> _What to work on_
Transcribe the full listing exactly, and drop every picture.

**** Available data

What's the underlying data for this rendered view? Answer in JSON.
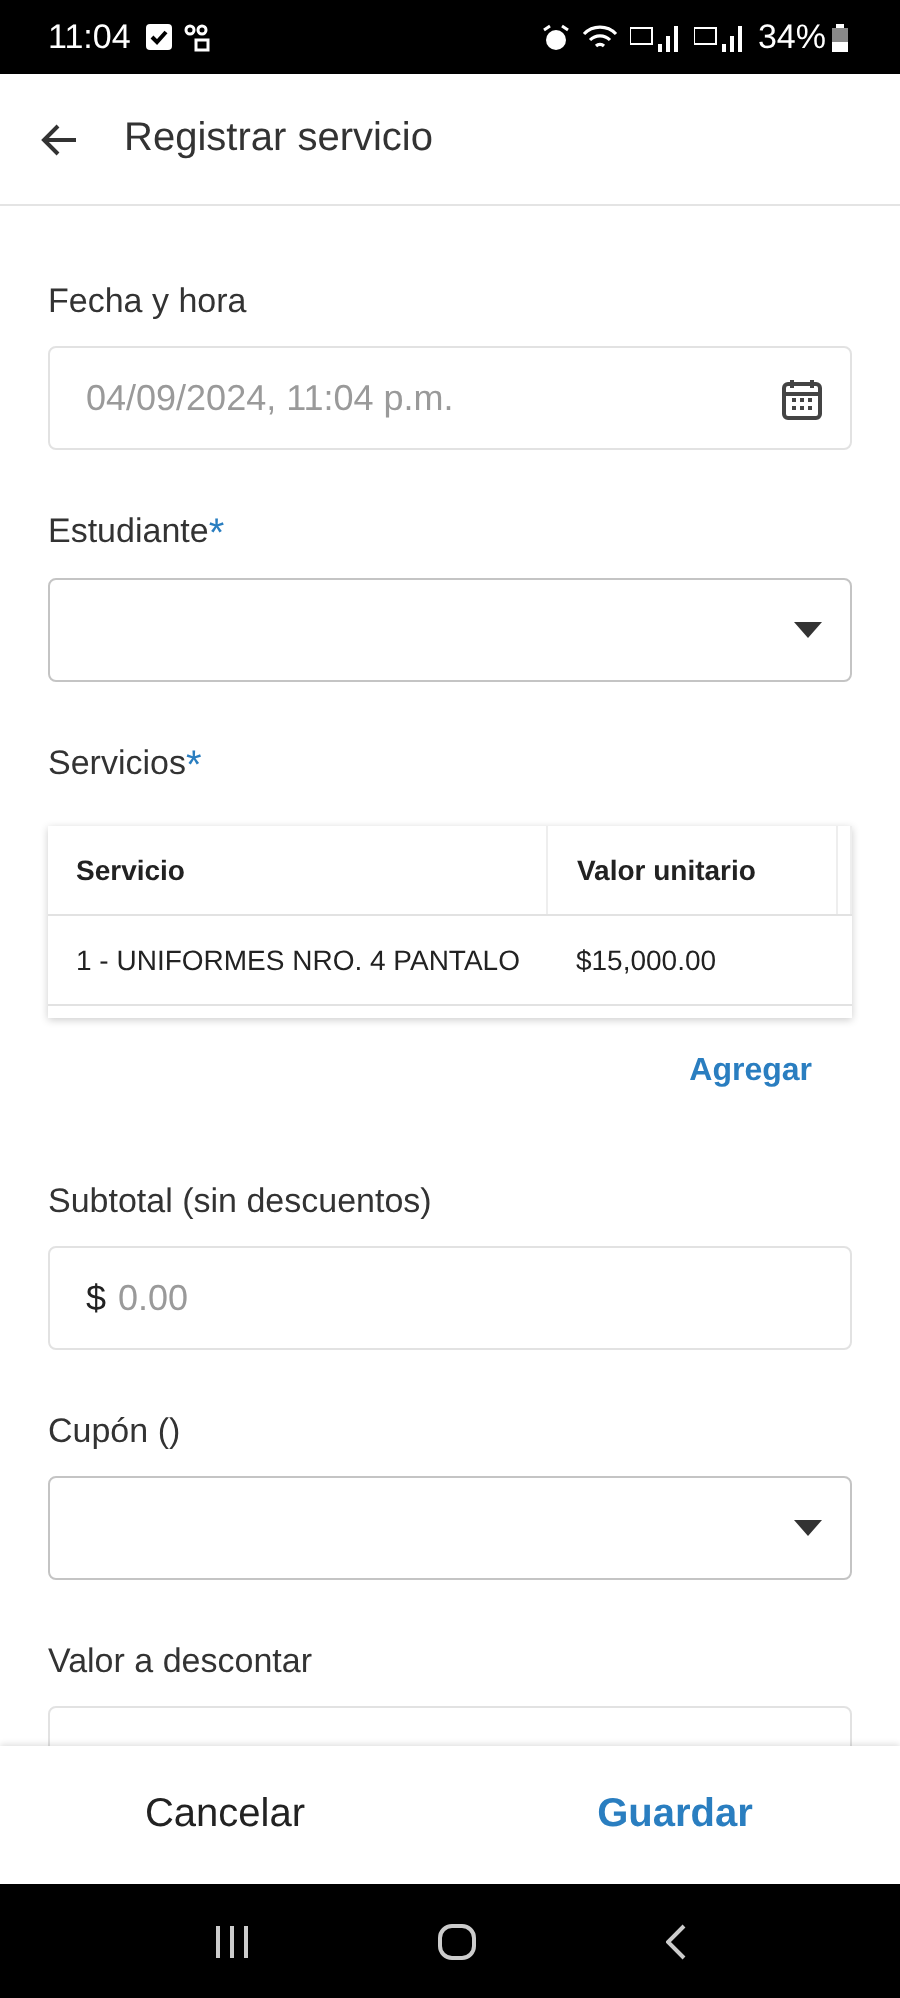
{
  "status_bar": {
    "time": "11:04",
    "battery": "34%"
  },
  "app_bar": {
    "title": "Registrar servicio"
  },
  "fields": [
    {
      "kind": "date",
      "label": "Fecha y hora",
      "placeholder": "04/09/2024, 11:04 p.m."
    },
    {
      "kind": "select",
      "label": "Estudiante",
      "required_mark": "*"
    },
    {
      "kind": "table",
      "label": "Servicios",
      "required_mark": "*",
      "columns": [
        "Servicio",
        "Valor unitario"
      ],
      "rows": [
        [
          "1 - UNIFORMES NRO. 4 PANTALO",
          "$15,000.00"
        ]
      ],
      "action": "Agregar"
    },
    {
      "kind": "money",
      "label": "Subtotal (sin descuentos)",
      "prefix": "$",
      "placeholder": "0.00"
    },
    {
      "kind": "select",
      "label": "Cupón ()"
    },
    {
      "kind": "money",
      "label": "Valor a descontar"
    }
  ],
  "actions": [
    {
      "label": "Cancelar",
      "primary": false
    },
    {
      "label": "Guardar",
      "primary": true
    }
  ]
}
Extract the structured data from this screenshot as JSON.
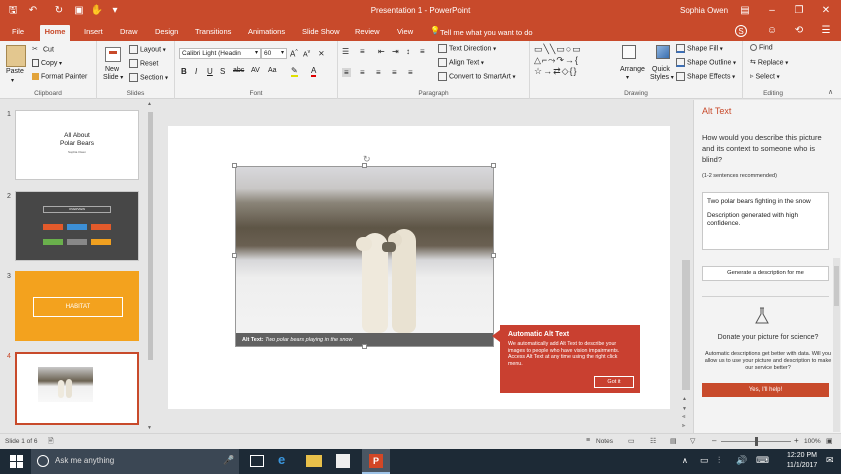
{
  "window": {
    "title": "Presentation 1 - PowerPoint",
    "user": "Sophia Owen"
  },
  "tabs": [
    "File",
    "Home",
    "Insert",
    "Draw",
    "Design",
    "Transitions",
    "Animations",
    "Slide Show",
    "Review",
    "View"
  ],
  "active_tab": "Home",
  "tell_me": "Tell me what you want to do",
  "ribbon": {
    "clipboard": {
      "label": "Clipboard",
      "paste": "Paste",
      "cut": "Cut",
      "copy": "Copy",
      "format_painter": "Format Painter"
    },
    "slides": {
      "label": "Slides",
      "new_slide": "New",
      "new_slide2": "Slide",
      "layout": "Layout",
      "reset": "Reset",
      "section": "Section"
    },
    "font": {
      "label": "Font",
      "font_name": "Calibri Light (Headin",
      "font_size": "60"
    },
    "paragraph": {
      "label": "Paragraph",
      "text_direction": "Text Direction",
      "align_text": "Align Text",
      "convert_smartart": "Convert to SmartArt"
    },
    "drawing": {
      "label": "Drawing",
      "arrange": "Arrange",
      "quick_styles": "Quick",
      "quick_styles2": "Styles",
      "shape_fill": "Shape Fill",
      "shape_outline": "Shape Outline",
      "shape_effects": "Shape Effects"
    },
    "editing": {
      "label": "Editing",
      "find": "Find",
      "replace": "Replace",
      "select": "Select"
    }
  },
  "slides": [
    {
      "num": "1",
      "title1": "All About",
      "title2": "Polar Bears",
      "subtitle": "Sophia Owen"
    },
    {
      "num": "2",
      "header": "OVERVIEW"
    },
    {
      "num": "3",
      "header": "HABITAT"
    },
    {
      "num": "4"
    }
  ],
  "canvas": {
    "alt_caption_label": "Alt Text:",
    "alt_caption_text": "Two polar bears playing in the snow"
  },
  "callout": {
    "title": "Automatic Alt Text",
    "body": "We automatically add Alt Text to describe your images to people who have vision impairments. Access Alt Text at any time using the right click menu.",
    "button": "Got it"
  },
  "alt_pane": {
    "title": "Alt Text",
    "question": "How would you describe this picture and its context to someone who is blind?",
    "hint": "(1-2 sentences recommended)",
    "description": "Two polar bears fighting in the snow",
    "generated": "Description generated with high confidence.",
    "generate_button": "Generate a description for me",
    "donate_title": "Donate your picture for science?",
    "donate_body": "Automatic descriptions get better with data. Will you allow us to use your picture and description to make our service better?",
    "yes_button": "Yes, I'll help!"
  },
  "status": {
    "slide_of": "Slide 1 of 6",
    "notes": "Notes",
    "zoom": "100%"
  },
  "taskbar": {
    "search": "Ask me anything",
    "time": "12:20 PM",
    "date": "11/1/2017"
  },
  "colors": {
    "accent": "#c84a2b",
    "callout": "#c94030",
    "slide3": "#f3a21e",
    "slide2": "#474747"
  }
}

********

> _Answer to the problem_
What's the underlying data for this rendered view? Answer in JSON.
{
  "status_bar": {
    "time": "11:04",
    "battery": "34%"
  },
  "app_bar": {
    "title": "Registrar servicio"
  },
  "fields": [
    {
      "kind": "date",
      "label": "Fecha y hora",
      "placeholder": "04/09/2024, 11:04 p.m."
    },
    {
      "kind": "select",
      "label": "Estudiante",
      "required_mark": "*"
    },
    {
      "kind": "table",
      "label": "Servicios",
      "required_mark": "*",
      "columns": [
        "Servicio",
        "Valor unitario"
      ],
      "rows": [
        [
          "1 - UNIFORMES NRO. 4 PANTALO",
          "$15,000.00"
        ]
      ],
      "action": "Agregar"
    },
    {
      "kind": "money",
      "label": "Subtotal (sin descuentos)",
      "prefix": "$",
      "placeholder": "0.00"
    },
    {
      "kind": "select",
      "label": "Cupón ()"
    },
    {
      "kind": "money",
      "label": "Valor a descontar"
    }
  ],
  "actions": [
    {
      "label": "Cancelar",
      "primary": false
    },
    {
      "label": "Guardar",
      "primary": true
    }
  ]
}
Extract the structured data from this screenshot as JSON.
{
  "window": {
    "title": "Presentation 1 - PowerPoint",
    "user": "Sophia Owen"
  },
  "tabs": [
    "File",
    "Home",
    "Insert",
    "Draw",
    "Design",
    "Transitions",
    "Animations",
    "Slide Show",
    "Review",
    "View"
  ],
  "active_tab": "Home",
  "tell_me": "Tell me what you want to do",
  "ribbon": {
    "clipboard": {
      "label": "Clipboard",
      "paste": "Paste",
      "cut": "Cut",
      "copy": "Copy",
      "format_painter": "Format Painter"
    },
    "slides": {
      "label": "Slides",
      "new_slide": "New",
      "new_slide2": "Slide",
      "layout": "Layout",
      "reset": "Reset",
      "section": "Section"
    },
    "font": {
      "label": "Font",
      "font_name": "Calibri Light (Headin",
      "font_size": "60"
    },
    "paragraph": {
      "label": "Paragraph",
      "text_direction": "Text Direction",
      "align_text": "Align Text",
      "convert_smartart": "Convert to SmartArt"
    },
    "drawing": {
      "label": "Drawing",
      "arrange": "Arrange",
      "quick_styles": "Quick",
      "quick_styles2": "Styles",
      "shape_fill": "Shape Fill",
      "shape_outline": "Shape Outline",
      "shape_effects": "Shape Effects"
    },
    "editing": {
      "label": "Editing",
      "find": "Find",
      "replace": "Replace",
      "select": "Select"
    }
  },
  "slides": [
    {
      "num": "1",
      "title1": "All About",
      "title2": "Polar Bears",
      "subtitle": "Sophia Owen"
    },
    {
      "num": "2",
      "header": "OVERVIEW"
    },
    {
      "num": "3",
      "header": "HABITAT"
    },
    {
      "num": "4"
    }
  ],
  "canvas": {
    "alt_caption_label": "Alt Text:",
    "alt_caption_text": "Two polar bears playing in the snow"
  },
  "callout": {
    "title": "Automatic Alt Text",
    "body": "We automatically add Alt Text to describe your images to people who have vision impairments. Access Alt Text at any time using the right click menu.",
    "button": "Got it"
  },
  "alt_pane": {
    "title": "Alt Text",
    "question": "How would you describe this picture and its context to someone who is blind?",
    "hint": "(1-2 sentences recommended)",
    "description": "Two polar bears fighting in the snow",
    "generated": "Description generated with high confidence.",
    "generate_button": "Generate a description for me",
    "donate_title": "Donate your picture for science?",
    "donate_body": "Automatic descriptions get better with data. Will you allow us to use your picture and description to make our service better?",
    "yes_button": "Yes, I'll help!"
  },
  "status": {
    "slide_of": "Slide 1 of 6",
    "notes": "Notes",
    "zoom": "100%"
  },
  "taskbar": {
    "search": "Ask me anything",
    "time": "12:20 PM",
    "date": "11/1/2017"
  },
  "colors": {
    "accent": "#c84a2b",
    "callout": "#c94030",
    "slide3": "#f3a21e",
    "slide2": "#474747"
  }
}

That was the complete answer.